▸ **What you have to do**:
Print every line of the listing exactly, please.

[Saved data entries]
■ ■ ■ ■

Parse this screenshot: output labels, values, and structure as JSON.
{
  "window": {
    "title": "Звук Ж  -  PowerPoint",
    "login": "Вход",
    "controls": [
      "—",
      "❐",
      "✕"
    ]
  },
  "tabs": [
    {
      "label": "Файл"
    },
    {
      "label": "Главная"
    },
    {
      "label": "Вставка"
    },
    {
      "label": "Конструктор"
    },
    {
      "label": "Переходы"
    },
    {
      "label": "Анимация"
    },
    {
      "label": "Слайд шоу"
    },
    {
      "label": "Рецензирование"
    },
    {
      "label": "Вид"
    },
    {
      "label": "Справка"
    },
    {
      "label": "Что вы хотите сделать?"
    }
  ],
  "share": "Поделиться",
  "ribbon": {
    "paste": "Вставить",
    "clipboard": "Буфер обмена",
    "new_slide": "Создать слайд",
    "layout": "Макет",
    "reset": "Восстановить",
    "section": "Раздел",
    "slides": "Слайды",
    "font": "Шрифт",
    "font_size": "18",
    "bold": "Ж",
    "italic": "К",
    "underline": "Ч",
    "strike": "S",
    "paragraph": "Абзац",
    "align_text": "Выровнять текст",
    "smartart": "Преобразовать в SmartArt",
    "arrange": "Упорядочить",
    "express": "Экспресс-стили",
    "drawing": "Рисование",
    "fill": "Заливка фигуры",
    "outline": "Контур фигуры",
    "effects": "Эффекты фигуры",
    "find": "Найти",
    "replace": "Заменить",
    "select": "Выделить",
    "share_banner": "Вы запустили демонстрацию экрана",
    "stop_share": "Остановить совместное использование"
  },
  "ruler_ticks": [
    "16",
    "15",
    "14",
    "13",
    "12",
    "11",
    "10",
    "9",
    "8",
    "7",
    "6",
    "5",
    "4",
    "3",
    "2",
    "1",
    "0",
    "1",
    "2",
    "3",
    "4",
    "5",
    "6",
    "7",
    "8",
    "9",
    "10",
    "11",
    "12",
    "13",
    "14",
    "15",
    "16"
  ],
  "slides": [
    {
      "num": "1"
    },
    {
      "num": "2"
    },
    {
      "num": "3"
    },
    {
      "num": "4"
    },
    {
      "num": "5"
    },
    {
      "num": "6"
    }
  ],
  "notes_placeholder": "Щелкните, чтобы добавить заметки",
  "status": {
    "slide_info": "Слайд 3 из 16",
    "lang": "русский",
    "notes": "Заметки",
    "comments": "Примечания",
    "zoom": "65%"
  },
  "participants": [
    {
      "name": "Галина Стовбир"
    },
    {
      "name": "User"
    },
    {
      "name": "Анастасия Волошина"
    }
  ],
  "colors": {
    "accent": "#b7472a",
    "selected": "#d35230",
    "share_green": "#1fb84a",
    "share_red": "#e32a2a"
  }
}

■ ■ ■ ■

▸ **Finished exercise**:
Parse this screenshot: output labels, values, and structure as JSON.
{
  "window": {
    "title": "Звук Ж  -  PowerPoint",
    "login": "Вход",
    "controls": [
      "—",
      "❐",
      "✕"
    ]
  },
  "tabs": [
    {
      "label": "Файл"
    },
    {
      "label": "Главная"
    },
    {
      "label": "Вставка"
    },
    {
      "label": "Конструктор"
    },
    {
      "label": "Переходы"
    },
    {
      "label": "Анимация"
    },
    {
      "label": "Слайд шоу"
    },
    {
      "label": "Рецензирование"
    },
    {
      "label": "Вид"
    },
    {
      "label": "Справка"
    },
    {
      "label": "Что вы хотите сделать?"
    }
  ],
  "share": "Поделиться",
  "ribbon": {
    "paste": "Вставить",
    "clipboard": "Буфер обмена",
    "new_slide": "Создать слайд",
    "layout": "Макет",
    "reset": "Восстановить",
    "section": "Раздел",
    "slides": "Слайды",
    "font": "Шрифт",
    "font_size": "18",
    "bold": "Ж",
    "italic": "К",
    "underline": "Ч",
    "strike": "S",
    "paragraph": "Абзац",
    "align_text": "Выровнять текст",
    "smartart": "Преобразовать в SmartArt",
    "arrange": "Упорядочить",
    "express": "Экспресс-стили",
    "drawing": "Рисование",
    "fill": "Заливка фигуры",
    "outline": "Контур фигуры",
    "effects": "Эффекты фигуры",
    "find": "Найти",
    "replace": "Заменить",
    "select": "Выделить",
    "share_banner": "Вы запустили демонстрацию экрана",
    "stop_share": "Остановить совместное использование"
  },
  "ruler_ticks": [
    "16",
    "15",
    "14",
    "13",
    "12",
    "11",
    "10",
    "9",
    "8",
    "7",
    "6",
    "5",
    "4",
    "3",
    "2",
    "1",
    "0",
    "1",
    "2",
    "3",
    "4",
    "5",
    "6",
    "7",
    "8",
    "9",
    "10",
    "11",
    "12",
    "13",
    "14",
    "15",
    "16"
  ],
  "slides": [
    {
      "num": "1"
    },
    {
      "num": "2"
    },
    {
      "num": "3"
    },
    {
      "num": "4"
    },
    {
      "num": "5"
    },
    {
      "num": "6"
    }
  ],
  "notes_placeholder": "Щелкните, чтобы добавить заметки",
  "status": {
    "slide_info": "Слайд 3 из 16",
    "lang": "русский",
    "notes": "Заметки",
    "comments": "Примечания",
    "zoom": "65%"
  },
  "participants": [
    {
      "name": "Галина Стовбир"
    },
    {
      "name": "User"
    },
    {
      "name": "Анастасия Волошина"
    }
  ],
  "colors": {
    "accent": "#b7472a",
    "selected": "#d35230",
    "share_green": "#1fb84a",
    "share_red": "#e32a2a"
  }
}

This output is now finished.